- **MATERIAL**:
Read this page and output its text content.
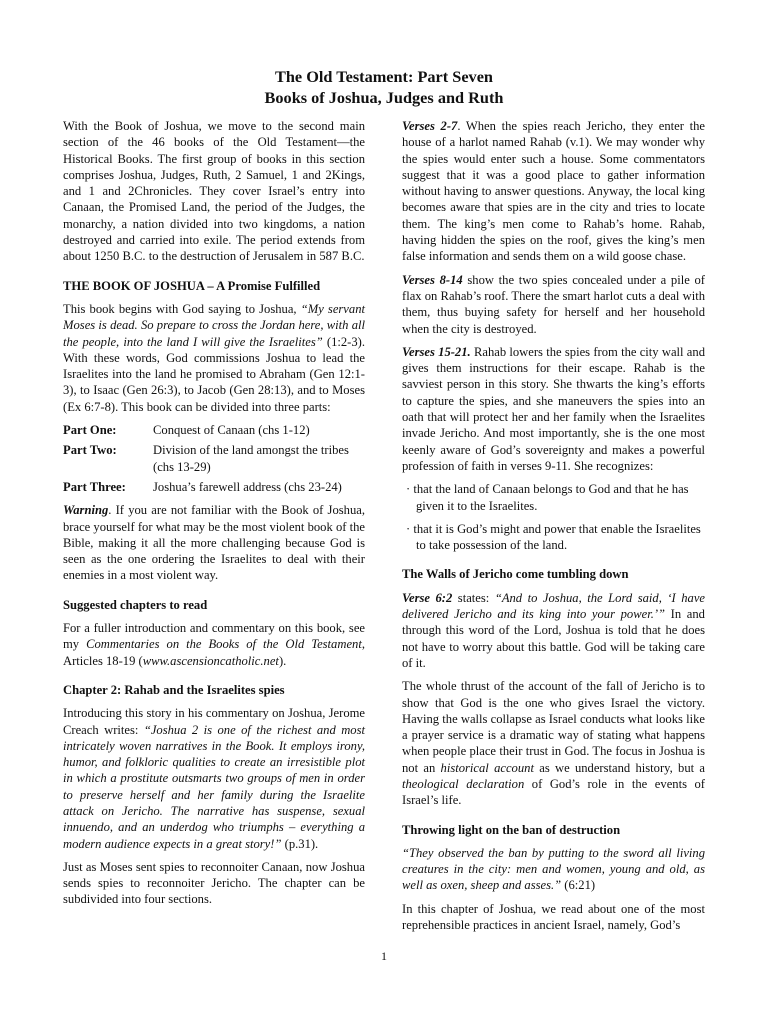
The Old Testament: Part Seven
Books of Joshua, Judges and Ruth

With the Book of Joshua, we move to the second main section of the 46 books of the Old Testament—the Historical Books. The first group of books in this section comprises Joshua, Judges, Ruth, 2 Samuel, 1 and 2Kings, and 1 and 2Chronicles. They cover Israel’s entry into Canaan, the Promised Land, the period of the Judges, the monarchy, a nation divided into two kingdoms, a nation destroyed and carried into exile. The period extends from about 1250 B.C. to the destruction of Jerusalem in 587 B.C.

THE BOOK OF JOSHUA – A Promise Fulfilled

This book begins with God saying to Joshua, “My servant Moses is dead. So prepare to cross the Jordan here, with all the people, into the land I will give the Israelites” (1:2-3). With these words, God commissions Joshua to lead the Israelites into the land he promised to Abraham (Gen 12:1-3), to Isaac (Gen 26:3), to Jacob (Gen 28:13), and to Moses (Ex 6:7-8). This book can be divided into three parts:

Part One:	Conquest of Canaan (chs 1-12)
Part Two:	Division of the land amongst the tribes (chs 13-29)
Part Three:	Joshua’s farewell address (chs 23-24)

Warning. If you are not familiar with the Book of Joshua, brace yourself for what may be the most violent book of the Bible, making it all the more challenging because God is seen as the one ordering the Israelites to deal with their enemies in a most violent way.

Suggested chapters to read

For a fuller introduction and commentary on this book, see my Commentaries on the Books of the Old Testament, Articles 18-19 (www.ascensioncatholic.net).

Chapter 2: Rahab and the Israelites spies

Introducing this story in his commentary on Joshua, Jerome Creach writes: “Joshua 2 is one of the richest and most intricately woven narratives in the Book. It employs irony, humor, and folkloric qualities to create an irresistible plot in which a prostitute outsmarts two groups of men in order to preserve herself and her family during the Israelite attack on Jericho. The narrative has suspense, sexual innuendo, and an underdog who triumphs – everything a modern audience expects in a great story!” (p.31).

Just as Moses sent spies to reconnoiter Canaan, now Joshua sends spies to reconnoiter Jericho. The chapter can be subdivided into four sections.

Verses 2-7. When the spies reach Jericho, they enter the house of a harlot named Rahab (v.1). We may wonder why the spies would enter such a house. Some commentators suggest that it was a good place to gather information without having to answer questions. Anyway, the local king becomes aware that spies are in the city and tries to locate them. The king’s men come to Rahab’s home. Rahab, having hidden the spies on the roof, gives the king’s men false information and sends them on a wild goose chase.

Verses 8-14 show the two spies concealed under a pile of flax on Rahab’s roof. There the smart harlot cuts a deal with them, thus buying safety for herself and her household when the city is destroyed.

Verses 15-21. Rahab lowers the spies from the city wall and gives them instructions for their escape. Rahab is the savviest person in this story. She thwarts the king’s efforts to capture the spies, and she maneuvers the spies into an oath that will protect her and her family when the Israelites invade Jericho. And most importantly, she is the one most keenly aware of God’s sovereignty and makes a powerful profession of faith in verses 9-11. She recognizes:

· that the land of Canaan belongs to God and that he has given it to the Israelites.

· that it is God’s might and power that enable the Israelites to take possession of the land.

The Walls of Jericho come tumbling down

Verse 6:2 states: “And to Joshua, the Lord said, ‘I have delivered Jericho and its king into your power.’” In and through this word of the Lord, Joshua is told that he does not have to worry about this battle. God will be taking care of it.

The whole thrust of the account of the fall of Jericho is to show that God is the one who gives Israel the victory. Having the walls collapse as Israel conducts what looks like a prayer service is a dramatic way of stating what happens when people place their trust in God. The focus in Joshua is not an historical account as we understand history, but a theological declaration of God’s role in the events of Israel’s life.

Throwing light on the ban of destruction

“They observed the ban by putting to the sword all living creatures in the city: men and women, young and old, as well as oxen, sheep and asses.” (6:21)

In this chapter of Joshua, we read about one of the most reprehensible practices in ancient Israel, namely, God’s

1
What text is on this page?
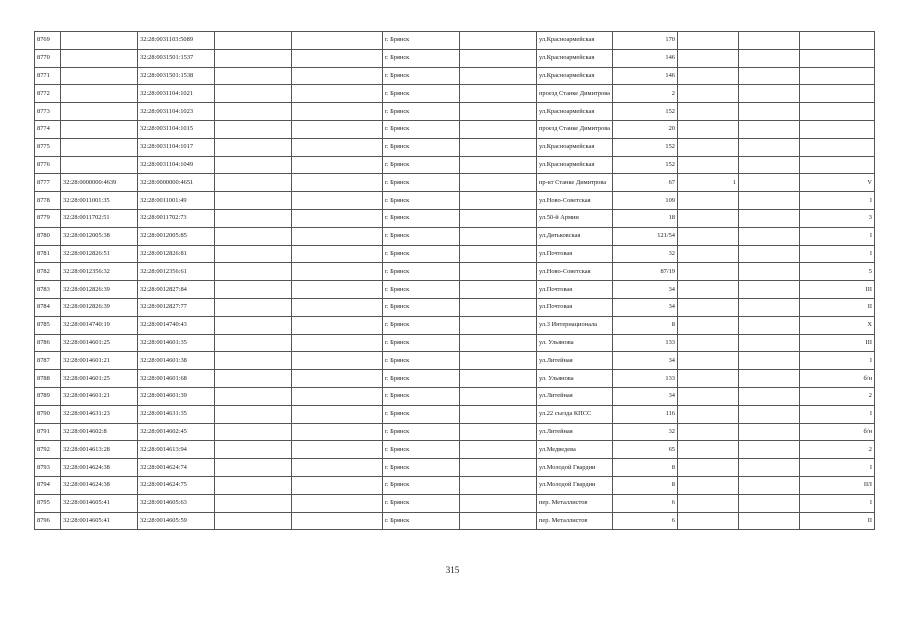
8769		32:28:0031103:5089			г. Брянск		ул.Красноармейская	170			
8770		32:28:0031501:1537			г. Брянск		ул.Красноармейская	146			
8771		32:28:0031501:1538			г. Брянск		ул.Красноармейская	146			
8772		32:28:0031104:1021			г. Брянск		проезд Станке Димитрова	2			
8773		32:28:0031104:1023			г. Брянск		ул.Красноармейская	152			
8774		32:28:0031104:1015			г. Брянск		проезд Станке Димитрова	20			
8775		32:28:0031104:1017			г. Брянск		ул.Красноармейская	152			
8776		32:28:0031104:1049			г. Брянск		ул.Красноармейская	152			
8777	32:28:0000000:4639	32:28:0000000:4651			г. Брянск		пр-кт Станке Димитрова	67	1		V
8778	32:28:0011001:35	32:28:0011001:49			г. Брянск		ул.Ново-Советская	109			I
8779	32:28:0011702:51	32:28:0011702:73			г. Брянск		ул.50-й Армии	18			3
8780	32:28:0012005:38	32:28:0012005:85			г. Брянск		ул.Дятьковская	121/54			I
8781	32:28:0012826:51	32:28:0012826:81			г. Брянск		ул.Почтовая	32			I
8782	32:28:0012356:32	32:28:0012356:61			г. Брянск		ул.Ново-Советская	87/19			5
8783	32:28:0012826:39	32:28:0012827:84			г. Брянск		ул.Почтовая	34			III
8784	32:28:0012826:39	32:28:0012827:77			г. Брянск		ул.Почтовая	34			II
8785	32:28:0014740:19	32:28:0014740:43			г. Брянск		ул.3 Интернационала	8			X
8786	32:28:0014601:25	32:28:0014601:35			г. Брянск		ул. Ульянова	133			III
8787	32:28:0014601:21	32:28:0014601:38			г. Брянск		ул.Литейная	34			I
8788	32:28:0014601:25	32:28:0014601:68			г. Брянск		ул. Ульянова	133			б/н
8789	32:28:0014601:21	32:28:0014601:39			г. Брянск		ул.Литейная	34			2
8790	32:28:0014631:23	32:28:0014631:35			г. Брянск		ул.22 съезда КПСС	116			I
8791	32:28:0014602:8	32:28:0014602:45			г. Брянск		ул.Литейная	32			б/н
8792	32:28:0014613:28	32:28:0014613:94			г. Брянск		ул.Медведева	65			2
8793	32:28:0014624:38	32:28:0014624:74			г. Брянск		ул.Молодой Гвардии	8			I
8794	32:28:0014624:38	32:28:0014624:75			г. Брянск		ул.Молодой Гвардии	8			II/I
8795	32:28:0014605:41	32:28:0014605:63			г. Брянск		пер. Металлистов	6			I
8796	32:28:0014605:41	32:28:0014605:59			г. Брянск		пер. Металлистов	6			II
315
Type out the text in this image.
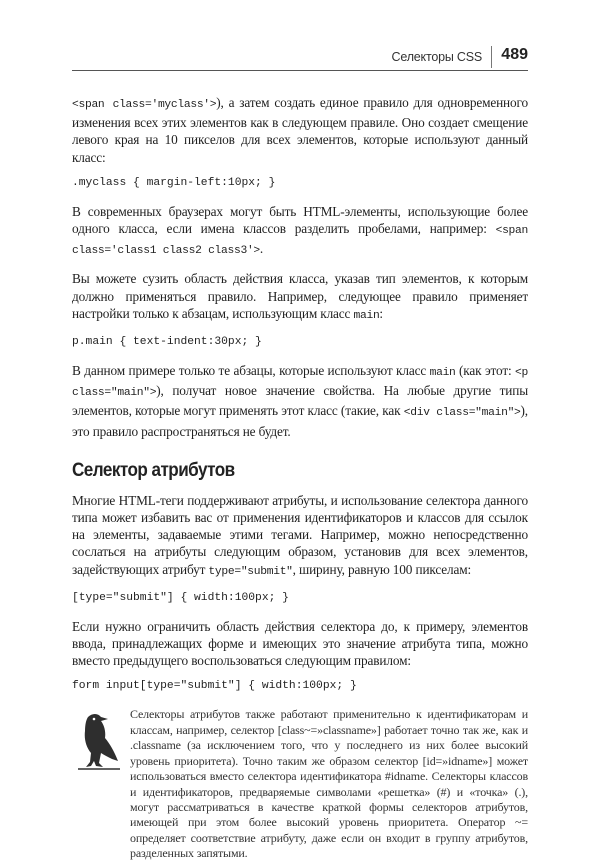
Селекторы CSS 489

<span class='myclass'>), а затем создать единое правило для одновременного изменения всех этих элементов как в следующем правиле. Оно создает смещение левого края на 10 пикселов для всех элементов, которые используют данный класс:

.myclass { margin-left:10px; }

В современных браузерах могут быть HTML-элементы, использующие более одного класса, если имена классов разделить пробелами, например: <span class='class1 class2 class3'>.

Вы можете сузить область действия класса, указав тип элементов, к которым должно применяться правило. Например, следующее правило применяет настройки только к абзацам, использующим класс main:

p.main { text-indent:30px; }

В данном примере только те абзацы, которые используют класс main (как этот: <p class="main">), получат новое значение свойства. На любые другие типы элементов, которые могут применять этот класс (такие, как <div class="main">), это правило распространяться не будет.

Селектор атрибутов

Многие HTML-теги поддерживают атрибуты, и использование селектора данного типа может избавить вас от применения идентификаторов и классов для ссылок на элементы, задаваемые этими тегами. Например, можно непосредственно сослаться на атрибуты следующим образом, установив для всех элементов, задействующих атрибут type="submit", ширину, равную 100 пикселам:

[type="submit"] { width:100px; }

Если нужно ограничить область действия селектора до, к примеру, элементов ввода, принадлежащих форме и имеющих это значение атрибута типа, можно вместо предыдущего воспользоваться следующим правилом:

form input[type="submit"] { width:100px; }
Селекторы атрибутов также работают применительно к идентификаторам и классам, например, селектор [class~=»classname»] работает точно так же, как и .classname (за исключением того, что у последнего из них более высокий уровень приоритета). Точно таким же образом селектор [id=»idname»] может использоваться вместо селектора идентификатора #idname. Селекторы классов и идентификаторов, предваряемые символами «решетка» (#) и «точка» (.), могут рассматриваться в качестве краткой формы селекторов атрибутов, имеющей при этом более высокий уровень приоритета. Оператор ~= определяет соответствие атрибуту, даже если он входит в группу атрибутов, разделенных запятыми.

- **WHAT YOU ARE ASKED TO DO**: Return the number of lines that include the word "Советская", and nothing else.

- **OUTPUT OF THE EXERCISE**: 2